* **STATED TASK**:
Count every line of the material that holds the string "screenshot". Respond with the total only.
>> BEGIN
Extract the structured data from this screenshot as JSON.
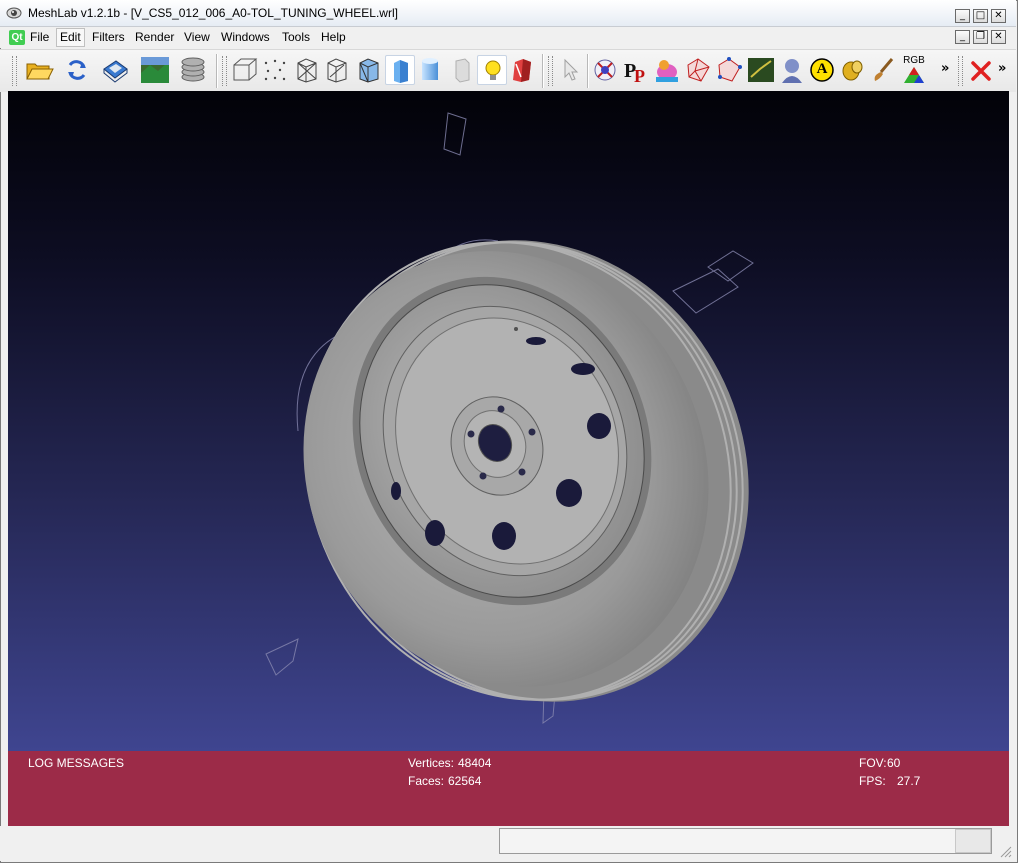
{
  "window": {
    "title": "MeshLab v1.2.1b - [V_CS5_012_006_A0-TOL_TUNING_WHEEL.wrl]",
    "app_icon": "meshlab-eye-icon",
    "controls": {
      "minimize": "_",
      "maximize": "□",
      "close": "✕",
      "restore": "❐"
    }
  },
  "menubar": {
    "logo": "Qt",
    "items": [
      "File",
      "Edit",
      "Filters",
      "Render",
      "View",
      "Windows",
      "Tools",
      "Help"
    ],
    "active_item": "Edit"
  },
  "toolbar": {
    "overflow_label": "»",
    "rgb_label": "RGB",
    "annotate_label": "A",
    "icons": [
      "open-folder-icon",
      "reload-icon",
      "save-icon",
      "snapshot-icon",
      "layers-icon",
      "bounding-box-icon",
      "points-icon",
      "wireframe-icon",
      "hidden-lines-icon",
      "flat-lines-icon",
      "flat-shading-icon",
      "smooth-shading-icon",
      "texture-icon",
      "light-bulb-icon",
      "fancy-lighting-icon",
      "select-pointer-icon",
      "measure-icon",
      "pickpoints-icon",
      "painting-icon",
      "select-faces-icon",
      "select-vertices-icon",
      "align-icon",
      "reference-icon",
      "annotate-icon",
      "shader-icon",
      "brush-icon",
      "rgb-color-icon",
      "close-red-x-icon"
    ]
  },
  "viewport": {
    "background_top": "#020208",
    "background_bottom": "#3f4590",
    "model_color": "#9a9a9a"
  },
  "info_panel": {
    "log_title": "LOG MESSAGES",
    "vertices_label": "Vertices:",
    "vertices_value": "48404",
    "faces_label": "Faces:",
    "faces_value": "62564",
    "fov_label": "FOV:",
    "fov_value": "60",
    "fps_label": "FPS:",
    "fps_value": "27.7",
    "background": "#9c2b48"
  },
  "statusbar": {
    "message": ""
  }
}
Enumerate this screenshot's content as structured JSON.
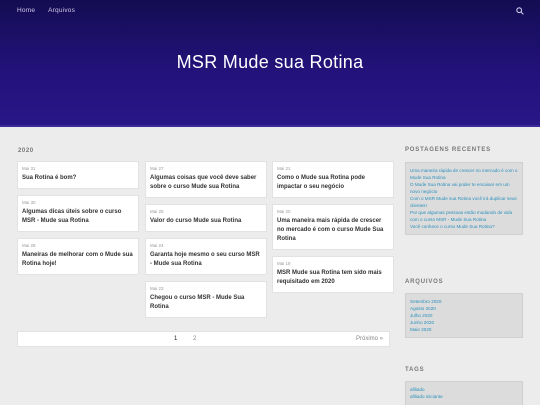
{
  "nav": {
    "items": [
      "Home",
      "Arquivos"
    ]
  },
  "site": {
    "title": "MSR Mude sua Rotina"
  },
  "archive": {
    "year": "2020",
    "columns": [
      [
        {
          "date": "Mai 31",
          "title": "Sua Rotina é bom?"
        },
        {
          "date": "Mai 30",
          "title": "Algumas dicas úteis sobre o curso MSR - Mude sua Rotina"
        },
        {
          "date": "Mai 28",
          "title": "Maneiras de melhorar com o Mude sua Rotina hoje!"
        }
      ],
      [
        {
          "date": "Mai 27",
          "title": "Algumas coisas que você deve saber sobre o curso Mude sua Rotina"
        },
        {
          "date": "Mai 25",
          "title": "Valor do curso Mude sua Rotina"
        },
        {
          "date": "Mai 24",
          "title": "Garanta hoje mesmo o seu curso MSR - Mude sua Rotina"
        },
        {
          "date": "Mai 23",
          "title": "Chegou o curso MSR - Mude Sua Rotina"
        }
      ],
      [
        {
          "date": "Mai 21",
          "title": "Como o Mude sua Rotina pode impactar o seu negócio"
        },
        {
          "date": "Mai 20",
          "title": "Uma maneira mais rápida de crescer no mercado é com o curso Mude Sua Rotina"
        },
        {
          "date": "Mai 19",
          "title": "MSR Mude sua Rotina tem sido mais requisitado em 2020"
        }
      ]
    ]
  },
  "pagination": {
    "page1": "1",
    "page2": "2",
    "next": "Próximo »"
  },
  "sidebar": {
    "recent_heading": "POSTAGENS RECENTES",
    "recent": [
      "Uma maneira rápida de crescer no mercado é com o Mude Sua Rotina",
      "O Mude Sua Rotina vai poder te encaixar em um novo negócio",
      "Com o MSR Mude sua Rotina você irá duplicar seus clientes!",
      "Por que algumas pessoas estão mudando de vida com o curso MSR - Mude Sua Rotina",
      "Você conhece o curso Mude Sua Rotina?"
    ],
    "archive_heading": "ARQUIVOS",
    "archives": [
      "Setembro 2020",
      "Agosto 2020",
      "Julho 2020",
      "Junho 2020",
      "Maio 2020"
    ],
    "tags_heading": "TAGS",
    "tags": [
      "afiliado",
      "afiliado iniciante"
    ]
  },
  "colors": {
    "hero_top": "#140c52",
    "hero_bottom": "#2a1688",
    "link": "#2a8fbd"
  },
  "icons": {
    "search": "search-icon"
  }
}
>> END
* **RESULT OF THIS EXERCISE**:
2